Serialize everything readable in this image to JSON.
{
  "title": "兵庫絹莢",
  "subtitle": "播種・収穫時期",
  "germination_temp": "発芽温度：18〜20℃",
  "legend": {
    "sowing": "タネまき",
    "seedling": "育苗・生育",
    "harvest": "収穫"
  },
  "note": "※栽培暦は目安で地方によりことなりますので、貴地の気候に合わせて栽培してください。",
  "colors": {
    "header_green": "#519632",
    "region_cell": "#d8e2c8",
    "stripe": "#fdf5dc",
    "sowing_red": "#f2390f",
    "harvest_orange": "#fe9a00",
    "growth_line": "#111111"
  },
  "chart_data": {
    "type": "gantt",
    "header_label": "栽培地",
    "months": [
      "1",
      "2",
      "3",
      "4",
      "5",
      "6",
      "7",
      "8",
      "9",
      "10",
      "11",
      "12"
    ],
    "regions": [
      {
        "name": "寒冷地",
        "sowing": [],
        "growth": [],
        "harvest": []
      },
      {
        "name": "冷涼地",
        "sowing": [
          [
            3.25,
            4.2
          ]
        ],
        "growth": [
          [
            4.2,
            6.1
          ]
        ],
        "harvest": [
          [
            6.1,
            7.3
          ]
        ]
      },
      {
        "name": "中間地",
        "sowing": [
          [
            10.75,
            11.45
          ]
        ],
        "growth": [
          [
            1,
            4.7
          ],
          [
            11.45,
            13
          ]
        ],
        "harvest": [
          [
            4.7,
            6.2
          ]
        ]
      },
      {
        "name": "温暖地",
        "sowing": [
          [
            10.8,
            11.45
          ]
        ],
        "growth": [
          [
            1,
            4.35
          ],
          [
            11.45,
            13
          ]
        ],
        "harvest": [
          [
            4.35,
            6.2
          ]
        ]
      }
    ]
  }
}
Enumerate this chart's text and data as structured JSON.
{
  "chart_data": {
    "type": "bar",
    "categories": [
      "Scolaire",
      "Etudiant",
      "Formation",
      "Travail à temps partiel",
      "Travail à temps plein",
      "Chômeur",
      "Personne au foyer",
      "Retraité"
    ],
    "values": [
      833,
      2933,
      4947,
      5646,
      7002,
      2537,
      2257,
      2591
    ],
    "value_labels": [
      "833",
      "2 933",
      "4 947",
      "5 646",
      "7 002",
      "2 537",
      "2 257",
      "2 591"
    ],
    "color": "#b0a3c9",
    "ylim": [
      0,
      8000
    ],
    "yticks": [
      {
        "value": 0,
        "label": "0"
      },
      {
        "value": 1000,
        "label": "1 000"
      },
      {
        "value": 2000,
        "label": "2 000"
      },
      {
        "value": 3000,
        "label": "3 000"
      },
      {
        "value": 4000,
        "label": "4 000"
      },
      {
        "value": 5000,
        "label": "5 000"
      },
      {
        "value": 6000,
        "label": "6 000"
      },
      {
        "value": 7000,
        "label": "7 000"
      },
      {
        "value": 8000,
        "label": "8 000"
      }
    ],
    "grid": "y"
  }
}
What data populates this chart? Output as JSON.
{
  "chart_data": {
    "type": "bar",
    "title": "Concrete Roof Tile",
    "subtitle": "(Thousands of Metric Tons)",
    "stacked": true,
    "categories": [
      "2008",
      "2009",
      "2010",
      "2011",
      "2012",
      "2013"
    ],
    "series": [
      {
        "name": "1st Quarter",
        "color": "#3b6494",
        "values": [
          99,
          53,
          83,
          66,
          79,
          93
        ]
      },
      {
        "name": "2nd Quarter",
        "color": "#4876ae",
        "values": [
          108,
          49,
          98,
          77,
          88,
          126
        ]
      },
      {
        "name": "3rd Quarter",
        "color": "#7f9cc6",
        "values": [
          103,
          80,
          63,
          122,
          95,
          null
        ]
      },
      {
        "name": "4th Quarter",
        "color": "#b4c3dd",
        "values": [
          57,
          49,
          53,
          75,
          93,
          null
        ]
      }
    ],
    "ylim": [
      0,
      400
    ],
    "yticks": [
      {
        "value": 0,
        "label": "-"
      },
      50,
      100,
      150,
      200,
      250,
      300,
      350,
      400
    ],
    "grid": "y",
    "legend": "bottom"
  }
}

=-=-=

## GIVEN INSTRUCTION
Each line of the material must be restated exactly.

## TASK RESULT
Serialize everything readable in this image to JSON.
{
  "title": "兵庫絹莢",
  "subtitle": "播種・収穫時期",
  "germination_temp": "発芽温度：18〜20℃",
  "legend": {
    "sowing": "タネまき",
    "seedling": "育苗・生育",
    "harvest": "収穫"
  },
  "note": "※栽培暦は目安で地方によりことなりますので、貴地の気候に合わせて栽培してください。",
  "colors": {
    "header_green": "#519632",
    "region_cell": "#d8e2c8",
    "stripe": "#fdf5dc",
    "sowing_red": "#f2390f",
    "harvest_orange": "#fe9a00",
    "growth_line": "#111111"
  },
  "chart_data": {
    "type": "gantt",
    "header_label": "栽培地",
    "months": [
      "1",
      "2",
      "3",
      "4",
      "5",
      "6",
      "7",
      "8",
      "9",
      "10",
      "11",
      "12"
    ],
    "regions": [
      {
        "name": "寒冷地",
        "sowing": [],
        "growth": [],
        "harvest": []
      },
      {
        "name": "冷涼地",
        "sowing": [
          [
            3.25,
            4.2
          ]
        ],
        "growth": [
          [
            4.2,
            6.1
          ]
        ],
        "harvest": [
          [
            6.1,
            7.3
          ]
        ]
      },
      {
        "name": "中間地",
        "sowing": [
          [
            10.75,
            11.45
          ]
        ],
        "growth": [
          [
            1,
            4.7
          ],
          [
            11.45,
            13
          ]
        ],
        "harvest": [
          [
            4.7,
            6.2
          ]
        ]
      },
      {
        "name": "温暖地",
        "sowing": [
          [
            10.8,
            11.45
          ]
        ],
        "growth": [
          [
            1,
            4.35
          ],
          [
            11.45,
            13
          ]
        ],
        "harvest": [
          [
            4.35,
            6.2
          ]
        ]
      }
    ]
  }
}
Enumerate this chart's text and data as structured JSON.
{
  "chart_data": {
    "type": "bar",
    "categories": [
      "Scolaire",
      "Etudiant",
      "Formation",
      "Travail à temps partiel",
      "Travail à temps plein",
      "Chômeur",
      "Personne au foyer",
      "Retraité"
    ],
    "values": [
      833,
      2933,
      4947,
      5646,
      7002,
      2537,
      2257,
      2591
    ],
    "value_labels": [
      "833",
      "2 933",
      "4 947",
      "5 646",
      "7 002",
      "2 537",
      "2 257",
      "2 591"
    ],
    "color": "#b0a3c9",
    "ylim": [
      0,
      8000
    ],
    "yticks": [
      {
        "value": 0,
        "label": "0"
      },
      {
        "value": 1000,
        "label": "1 000"
      },
      {
        "value": 2000,
        "label": "2 000"
      },
      {
        "value": 3000,
        "label": "3 000"
      },
      {
        "value": 4000,
        "label": "4 000"
      },
      {
        "value": 5000,
        "label": "5 000"
      },
      {
        "value": 6000,
        "label": "6 000"
      },
      {
        "value": 7000,
        "label": "7 000"
      },
      {
        "value": 8000,
        "label": "8 000"
      }
    ],
    "grid": "y"
  }
}
What data populates this chart? Output as JSON.
{
  "chart_data": {
    "type": "bar",
    "title": "Concrete Roof Tile",
    "subtitle": "(Thousands of Metric Tons)",
    "stacked": true,
    "categories": [
      "2008",
      "2009",
      "2010",
      "2011",
      "2012",
      "2013"
    ],
    "series": [
      {
        "name": "1st Quarter",
        "color": "#3b6494",
        "values": [
          99,
          53,
          83,
          66,
          79,
          93
        ]
      },
      {
        "name": "2nd Quarter",
        "color": "#4876ae",
        "values": [
          108,
          49,
          98,
          77,
          88,
          126
        ]
      },
      {
        "name": "3rd Quarter",
        "color": "#7f9cc6",
        "values": [
          103,
          80,
          63,
          122,
          95,
          null
        ]
      },
      {
        "name": "4th Quarter",
        "color": "#b4c3dd",
        "values": [
          57,
          49,
          53,
          75,
          93,
          null
        ]
      }
    ],
    "ylim": [
      0,
      400
    ],
    "yticks": [
      {
        "value": 0,
        "label": "-"
      },
      50,
      100,
      150,
      200,
      250,
      300,
      350,
      400
    ],
    "grid": "y",
    "legend": "bottom"
  }
}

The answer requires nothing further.